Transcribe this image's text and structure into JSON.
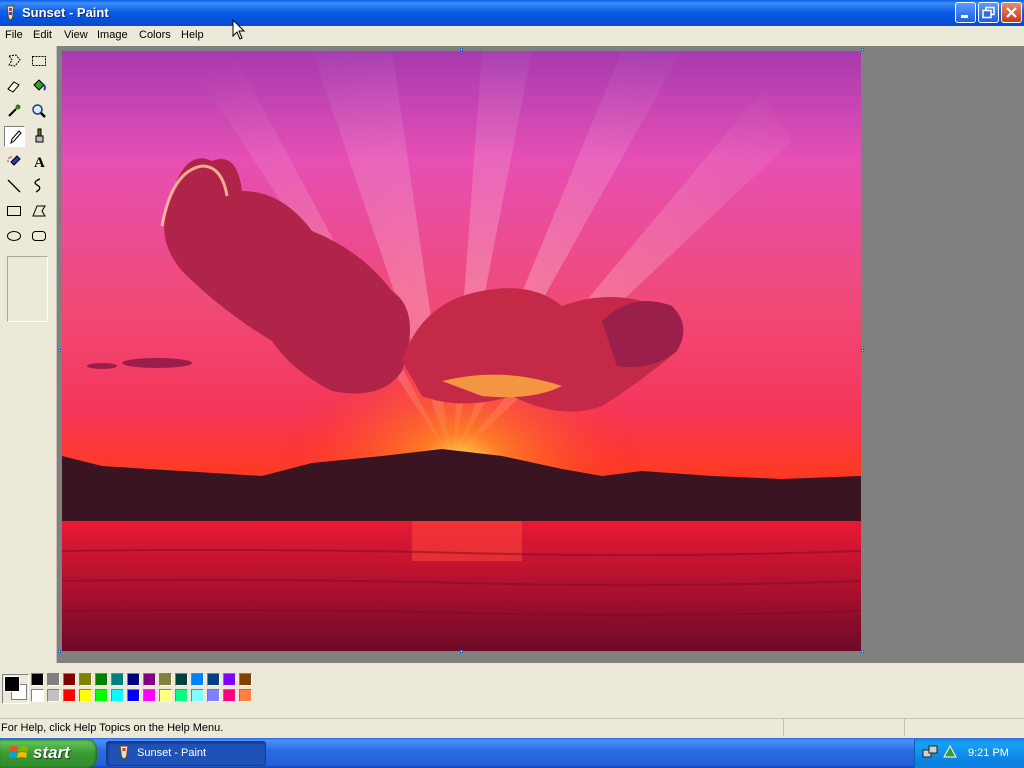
{
  "window": {
    "title": "Sunset - Paint"
  },
  "menu": [
    "File",
    "Edit",
    "View",
    "Image",
    "Colors",
    "Help"
  ],
  "tools": [
    {
      "name": "free-form-select-icon"
    },
    {
      "name": "select-icon"
    },
    {
      "name": "eraser-icon"
    },
    {
      "name": "fill-bucket-icon"
    },
    {
      "name": "color-picker-icon"
    },
    {
      "name": "magnifier-icon"
    },
    {
      "name": "pencil-icon",
      "selected": true
    },
    {
      "name": "brush-icon"
    },
    {
      "name": "airbrush-icon"
    },
    {
      "name": "text-tool-icon"
    },
    {
      "name": "line-icon"
    },
    {
      "name": "curve-icon"
    },
    {
      "name": "rectangle-icon"
    },
    {
      "name": "polygon-icon"
    },
    {
      "name": "ellipse-icon"
    },
    {
      "name": "rounded-rectangle-icon"
    }
  ],
  "text_tool_glyph": "A",
  "colors": {
    "foreground": "#000000",
    "background": "#ffffff",
    "palette_top": [
      "#000000",
      "#808080",
      "#800000",
      "#808000",
      "#008000",
      "#008080",
      "#000080",
      "#800080",
      "#808040",
      "#004040",
      "#0080ff",
      "#004080",
      "#8000ff",
      "#804000"
    ],
    "palette_bottom": [
      "#ffffff",
      "#c0c0c0",
      "#ff0000",
      "#ffff00",
      "#00ff00",
      "#00ffff",
      "#0000ff",
      "#ff00ff",
      "#ffff80",
      "#00ff80",
      "#80ffff",
      "#8080ff",
      "#ff0080",
      "#ff8040"
    ]
  },
  "status": {
    "text": "For Help, click Help Topics on the Help Menu."
  },
  "taskbar": {
    "start_label": "start",
    "task_label": "Sunset - Paint",
    "clock": "9:21 PM"
  }
}
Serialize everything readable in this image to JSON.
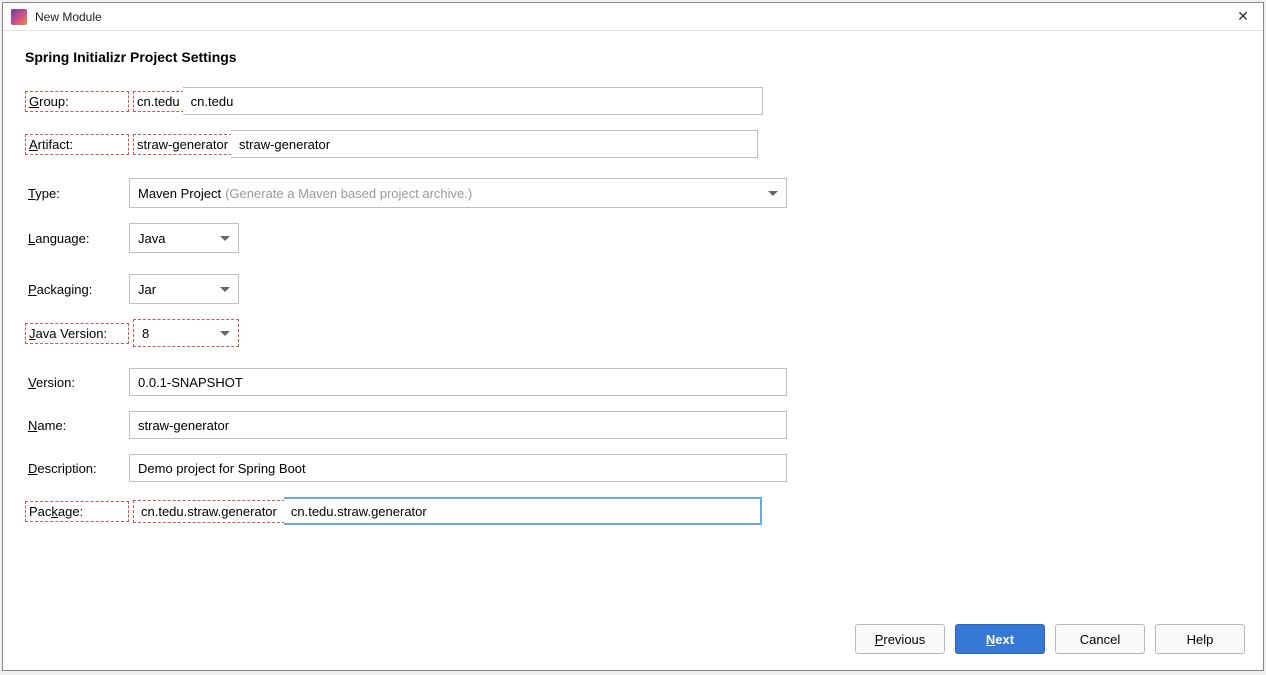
{
  "window": {
    "title": "New Module",
    "close_glyph": "✕"
  },
  "heading": "Spring Initializr Project Settings",
  "labels": {
    "group_u": "G",
    "group_rest": "roup:",
    "artifact_u": "A",
    "artifact_rest": "rtifact:",
    "type_u": "T",
    "type_rest": "ype:",
    "language_u": "L",
    "language_rest": "anguage:",
    "packaging_u": "P",
    "packaging_rest": "ackaging:",
    "javaver_u": "J",
    "javaver_rest": "ava Version:",
    "version_u": "V",
    "version_rest": "ersion:",
    "name_u": "N",
    "name_rest": "ame:",
    "description_u": "D",
    "description_rest": "escription:",
    "package_pre": "Pac",
    "package_u": "k",
    "package_rest": "age:"
  },
  "values": {
    "group": "cn.tedu",
    "artifact": "straw-generator",
    "type_main": "Maven Project",
    "type_hint": "(Generate a Maven based project archive.)",
    "language": "Java",
    "packaging": "Jar",
    "java_version": "8",
    "version": "0.0.1-SNAPSHOT",
    "name": "straw-generator",
    "description": "Demo project for Spring Boot",
    "package": "cn.tedu.straw.generator"
  },
  "buttons": {
    "previous_u": "P",
    "previous_rest": "revious",
    "next_u": "N",
    "next_rest": "ext",
    "cancel": "Cancel",
    "help": "Help"
  }
}
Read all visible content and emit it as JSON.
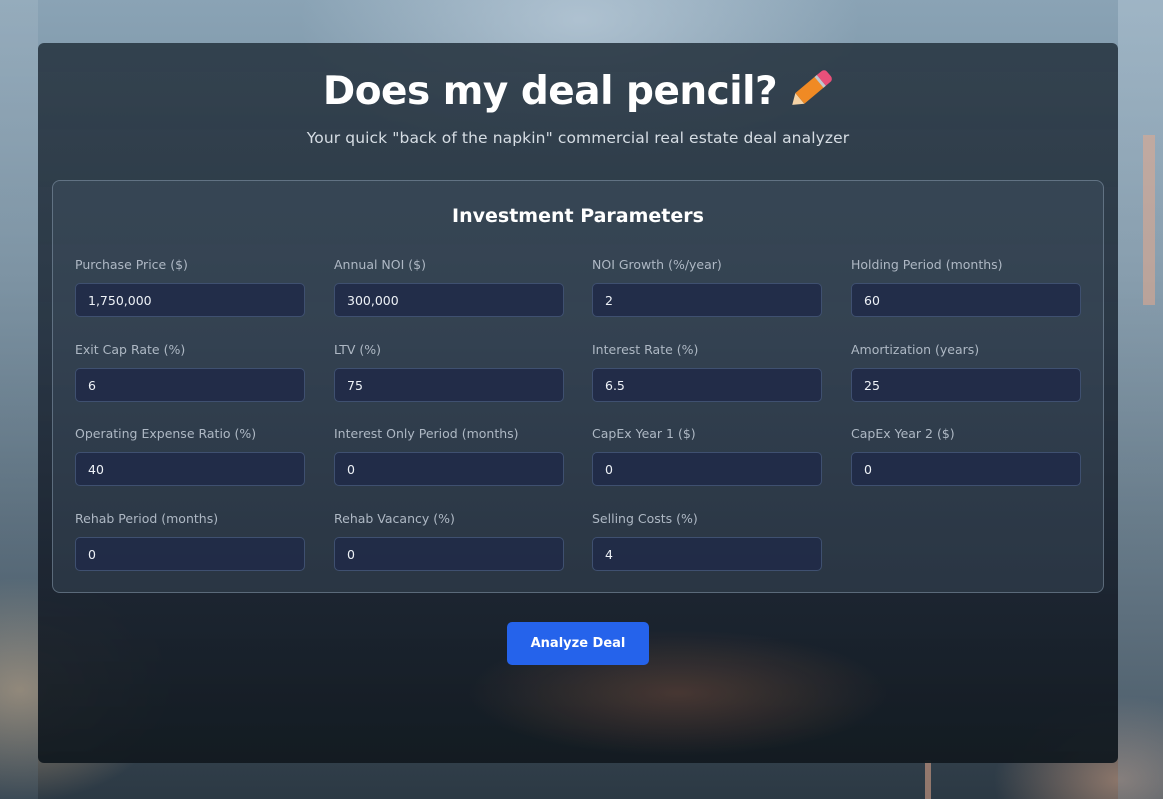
{
  "header": {
    "title": "Does my deal pencil?",
    "title_icon": "pencil-icon",
    "subtitle": "Your quick \"back of the napkin\" commercial real estate deal analyzer"
  },
  "parameters": {
    "title": "Investment Parameters",
    "fields": [
      {
        "label": "Purchase Price ($)",
        "value": "1,750,000"
      },
      {
        "label": "Annual NOI ($)",
        "value": "300,000"
      },
      {
        "label": "NOI Growth (%/year)",
        "value": "2"
      },
      {
        "label": "Holding Period (months)",
        "value": "60"
      },
      {
        "label": "Exit Cap Rate (%)",
        "value": "6"
      },
      {
        "label": "LTV (%)",
        "value": "75"
      },
      {
        "label": "Interest Rate (%)",
        "value": "6.5"
      },
      {
        "label": "Amortization (years)",
        "value": "25"
      },
      {
        "label": "Operating Expense Ratio (%)",
        "value": "40"
      },
      {
        "label": "Interest Only Period (months)",
        "value": "0"
      },
      {
        "label": "CapEx Year 1 ($)",
        "value": "0"
      },
      {
        "label": "CapEx Year 2 ($)",
        "value": "0"
      },
      {
        "label": "Rehab Period (months)",
        "value": "0"
      },
      {
        "label": "Rehab Vacancy (%)",
        "value": "0"
      },
      {
        "label": "Selling Costs (%)",
        "value": "4"
      }
    ]
  },
  "actions": {
    "analyze_label": "Analyze Deal"
  },
  "colors": {
    "primary_button": "#2563eb",
    "input_background": "#202a48",
    "label_text": "#aeb8c4"
  }
}
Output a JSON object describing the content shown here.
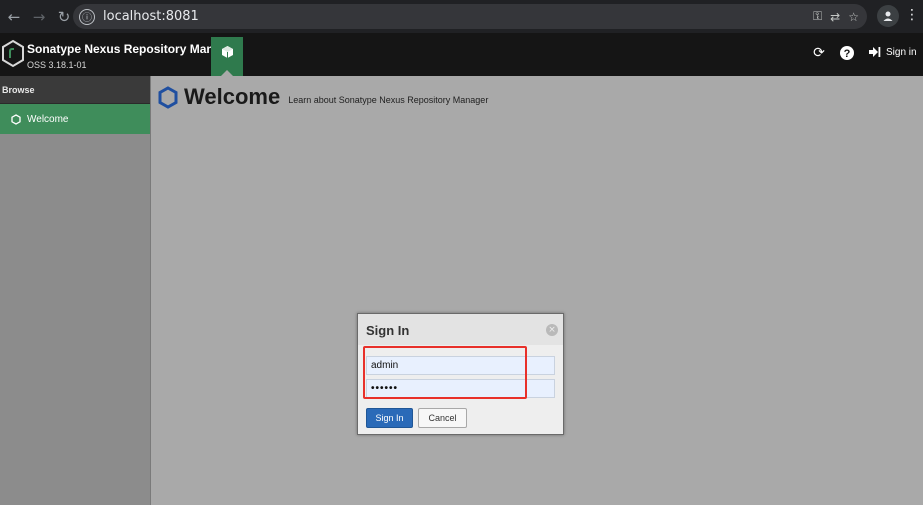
{
  "browser": {
    "url": "localhost:8081",
    "back_icon": "←",
    "forward_icon": "→",
    "reload_icon": "↻",
    "info_icon": "ⓘ",
    "key_icon": "⚿",
    "translate_icon": "⇄",
    "star_icon": "☆",
    "kebab_icon": "⋮"
  },
  "header": {
    "app_title": "Sonatype Nexus Repository Manager",
    "version": "OSS 3.18.1-01",
    "refresh_icon": "⟳",
    "help_icon": "?",
    "signin_label": "Sign in",
    "accent_color": "#2f7a4d"
  },
  "sidebar": {
    "header": "Browse",
    "items": [
      {
        "label": "Welcome",
        "selected": true
      }
    ]
  },
  "main": {
    "title": "Welcome",
    "subtitle": "Learn about Sonatype Nexus Repository Manager"
  },
  "dialog": {
    "title": "Sign In",
    "username_value": "admin",
    "password_value": "••••••",
    "signin_button": "Sign In",
    "cancel_button": "Cancel",
    "close_icon": "×",
    "highlight_color": "#e8302a"
  }
}
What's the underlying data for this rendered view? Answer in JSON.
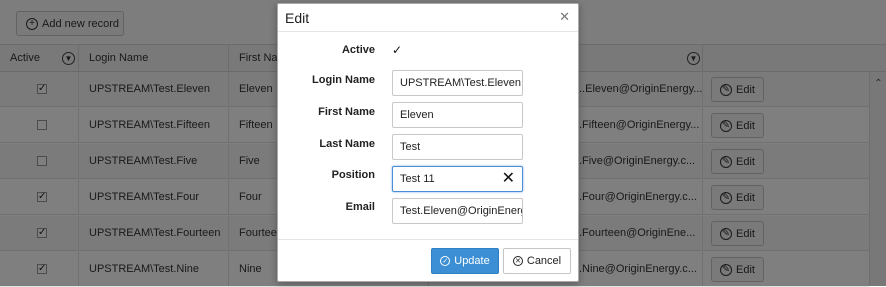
{
  "toolbar": {
    "add_label": "Add new record"
  },
  "grid": {
    "headers": {
      "active": "Active",
      "login_name": "Login Name",
      "first_name": "First Nam",
      "email": "ail"
    },
    "rows": [
      {
        "active": true,
        "login": "UPSTREAM\\Test.Eleven",
        "first": "Eleven",
        "email": "..Eleven@OriginEnergy...",
        "edit": "Edit"
      },
      {
        "active": false,
        "login": "UPSTREAM\\Test.Fifteen",
        "first": "Fifteen",
        "email": ".Fifteen@OriginEnergy...",
        "edit": "Edit"
      },
      {
        "active": false,
        "login": "UPSTREAM\\Test.Five",
        "first": "Five",
        "email": ".Five@OriginEnergy.c...",
        "edit": "Edit"
      },
      {
        "active": true,
        "login": "UPSTREAM\\Test.Four",
        "first": "Four",
        "email": ".Four@OriginEnergy.c...",
        "edit": "Edit"
      },
      {
        "active": true,
        "login": "UPSTREAM\\Test.Fourteen",
        "first": "Fourteen",
        "email": ".Fourteen@OriginEne...",
        "edit": "Edit"
      },
      {
        "active": true,
        "login": "UPSTREAM\\Test.Nine",
        "first": "Nine",
        "email": ".Nine@OriginEnergy.c...",
        "edit": "Edit"
      }
    ]
  },
  "modal": {
    "title": "Edit",
    "fields": {
      "active_label": "Active",
      "active_checked": true,
      "login_label": "Login Name",
      "login_value": "UPSTREAM\\Test.Eleven",
      "first_label": "First Name",
      "first_value": "Eleven",
      "last_label": "Last Name",
      "last_value": "Test",
      "position_label": "Position",
      "position_value": "Test 11",
      "email_label": "Email",
      "email_value": "Test.Eleven@OriginEnergy"
    },
    "update_label": "Update",
    "cancel_label": "Cancel"
  },
  "colors": {
    "primary": "#3c8fd4",
    "overlay": "rgba(0,0,0,0.5)"
  }
}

- **PROBLEM DETAILS**
Make an exact copy of every entry above, minus the images.

- **TASK SOLUTION**
Transcribe this image's text and structure into JSON.
{
  "window": {
    "title": "Sunset - Paint"
  },
  "menu": [
    "File",
    "Edit",
    "View",
    "Image",
    "Colors",
    "Help"
  ],
  "tools": [
    {
      "name": "free-form-select-icon"
    },
    {
      "name": "select-icon"
    },
    {
      "name": "eraser-icon"
    },
    {
      "name": "fill-bucket-icon"
    },
    {
      "name": "color-picker-icon"
    },
    {
      "name": "magnifier-icon"
    },
    {
      "name": "pencil-icon",
      "selected": true
    },
    {
      "name": "brush-icon"
    },
    {
      "name": "airbrush-icon"
    },
    {
      "name": "text-tool-icon"
    },
    {
      "name": "line-icon"
    },
    {
      "name": "curve-icon"
    },
    {
      "name": "rectangle-icon"
    },
    {
      "name": "polygon-icon"
    },
    {
      "name": "ellipse-icon"
    },
    {
      "name": "rounded-rectangle-icon"
    }
  ],
  "text_tool_glyph": "A",
  "colors": {
    "foreground": "#000000",
    "background": "#ffffff",
    "palette_top": [
      "#000000",
      "#808080",
      "#800000",
      "#808000",
      "#008000",
      "#008080",
      "#000080",
      "#800080",
      "#808040",
      "#004040",
      "#0080ff",
      "#004080",
      "#8000ff",
      "#804000"
    ],
    "palette_bottom": [
      "#ffffff",
      "#c0c0c0",
      "#ff0000",
      "#ffff00",
      "#00ff00",
      "#00ffff",
      "#0000ff",
      "#ff00ff",
      "#ffff80",
      "#00ff80",
      "#80ffff",
      "#8080ff",
      "#ff0080",
      "#ff8040"
    ]
  },
  "status": {
    "text": "For Help, click Help Topics on the Help Menu."
  },
  "taskbar": {
    "start_label": "start",
    "task_label": "Sunset - Paint",
    "clock": "9:21 PM"
  }
}
Serialize everything readable in this image to JSON.
{
  "window": {
    "title": "New Module",
    "close_glyph": "✕"
  },
  "heading": "Spring Initializr Project Settings",
  "labels": {
    "group_u": "G",
    "group_rest": "roup:",
    "artifact_u": "A",
    "artifact_rest": "rtifact:",
    "type_u": "T",
    "type_rest": "ype:",
    "language_u": "L",
    "language_rest": "anguage:",
    "packaging_u": "P",
    "packaging_rest": "ackaging:",
    "javaver_u": "J",
    "javaver_rest": "ava Version:",
    "version_u": "V",
    "version_rest": "ersion:",
    "name_u": "N",
    "name_rest": "ame:",
    "description_u": "D",
    "description_rest": "escription:",
    "package_pre": "Pac",
    "package_u": "k",
    "package_rest": "age:"
  },
  "values": {
    "group": "cn.tedu",
    "artifact": "straw-generator",
    "type_main": "Maven Project",
    "type_hint": "(Generate a Maven based project archive.)",
    "language": "Java",
    "packaging": "Jar",
    "java_version": "8",
    "version": "0.0.1-SNAPSHOT",
    "name": "straw-generator",
    "description": "Demo project for Spring Boot",
    "package": "cn.tedu.straw.generator"
  },
  "buttons": {
    "previous_u": "P",
    "previous_rest": "revious",
    "next_u": "N",
    "next_rest": "ext",
    "cancel": "Cancel",
    "help": "Help"
  }
}
Read all visible content and emit it as JSON.
{
  "header": {
    "title": "Does my deal pencil?",
    "title_icon": "pencil-icon",
    "subtitle": "Your quick \"back of the napkin\" commercial real estate deal analyzer"
  },
  "parameters": {
    "title": "Investment Parameters",
    "fields": [
      {
        "label": "Purchase Price ($)",
        "value": "1,750,000"
      },
      {
        "label": "Annual NOI ($)",
        "value": "300,000"
      },
      {
        "label": "NOI Growth (%/year)",
        "value": "2"
      },
      {
        "label": "Holding Period (months)",
        "value": "60"
      },
      {
        "label": "Exit Cap Rate (%)",
        "value": "6"
      },
      {
        "label": "LTV (%)",
        "value": "75"
      },
      {
        "label": "Interest Rate (%)",
        "value": "6.5"
      },
      {
        "label": "Amortization (years)",
        "value": "25"
      },
      {
        "label": "Operating Expense Ratio (%)",
        "value": "40"
      },
      {
        "label": "Interest Only Period (months)",
        "value": "0"
      },
      {
        "label": "CapEx Year 1 ($)",
        "value": "0"
      },
      {
        "label": "CapEx Year 2 ($)",
        "value": "0"
      },
      {
        "label": "Rehab Period (months)",
        "value": "0"
      },
      {
        "label": "Rehab Vacancy (%)",
        "value": "0"
      },
      {
        "label": "Selling Costs (%)",
        "value": "4"
      }
    ]
  },
  "actions": {
    "analyze_label": "Analyze Deal"
  },
  "colors": {
    "primary_button": "#2563eb",
    "input_background": "#202a48",
    "label_text": "#aeb8c4"
  }
}
Output a JSON object describing the content shown here.
{
  "browser": {
    "url": "localhost:8081",
    "back_icon": "←",
    "forward_icon": "→",
    "reload_icon": "↻",
    "info_icon": "ⓘ",
    "key_icon": "⚿",
    "translate_icon": "⇄",
    "star_icon": "☆",
    "kebab_icon": "⋮"
  },
  "header": {
    "app_title": "Sonatype Nexus Repository Manager",
    "version": "OSS 3.18.1-01",
    "refresh_icon": "⟳",
    "help_icon": "?",
    "signin_label": "Sign in",
    "accent_color": "#2f7a4d"
  },
  "sidebar": {
    "header": "Browse",
    "items": [
      {
        "label": "Welcome",
        "selected": true
      }
    ]
  },
  "main": {
    "title": "Welcome",
    "subtitle": "Learn about Sonatype Nexus Repository Manager"
  },
  "dialog": {
    "title": "Sign In",
    "username_value": "admin",
    "password_value": "••••••",
    "signin_button": "Sign In",
    "cancel_button": "Cancel",
    "close_icon": "×",
    "highlight_color": "#e8302a"
  }
}
What's the underlying data for this rendered view? Answer in JSON.
{
  "toolbar": {
    "add_label": "Add new record"
  },
  "grid": {
    "headers": {
      "active": "Active",
      "login_name": "Login Name",
      "first_name": "First Nam",
      "email": "ail"
    },
    "rows": [
      {
        "active": true,
        "login": "UPSTREAM\\Test.Eleven",
        "first": "Eleven",
        "email": "..Eleven@OriginEnergy...",
        "edit": "Edit"
      },
      {
        "active": false,
        "login": "UPSTREAM\\Test.Fifteen",
        "first": "Fifteen",
        "email": ".Fifteen@OriginEnergy...",
        "edit": "Edit"
      },
      {
        "active": false,
        "login": "UPSTREAM\\Test.Five",
        "first": "Five",
        "email": ".Five@OriginEnergy.c...",
        "edit": "Edit"
      },
      {
        "active": true,
        "login": "UPSTREAM\\Test.Four",
        "first": "Four",
        "email": ".Four@OriginEnergy.c...",
        "edit": "Edit"
      },
      {
        "active": true,
        "login": "UPSTREAM\\Test.Fourteen",
        "first": "Fourteen",
        "email": ".Fourteen@OriginEne...",
        "edit": "Edit"
      },
      {
        "active": true,
        "login": "UPSTREAM\\Test.Nine",
        "first": "Nine",
        "email": ".Nine@OriginEnergy.c...",
        "edit": "Edit"
      }
    ]
  },
  "modal": {
    "title": "Edit",
    "fields": {
      "active_label": "Active",
      "active_checked": true,
      "login_label": "Login Name",
      "login_value": "UPSTREAM\\Test.Eleven",
      "first_label": "First Name",
      "first_value": "Eleven",
      "last_label": "Last Name",
      "last_value": "Test",
      "position_label": "Position",
      "position_value": "Test 11",
      "email_label": "Email",
      "email_value": "Test.Eleven@OriginEnergy"
    },
    "update_label": "Update",
    "cancel_label": "Cancel"
  },
  "colors": {
    "primary": "#3c8fd4",
    "overlay": "rgba(0,0,0,0.5)"
  }
}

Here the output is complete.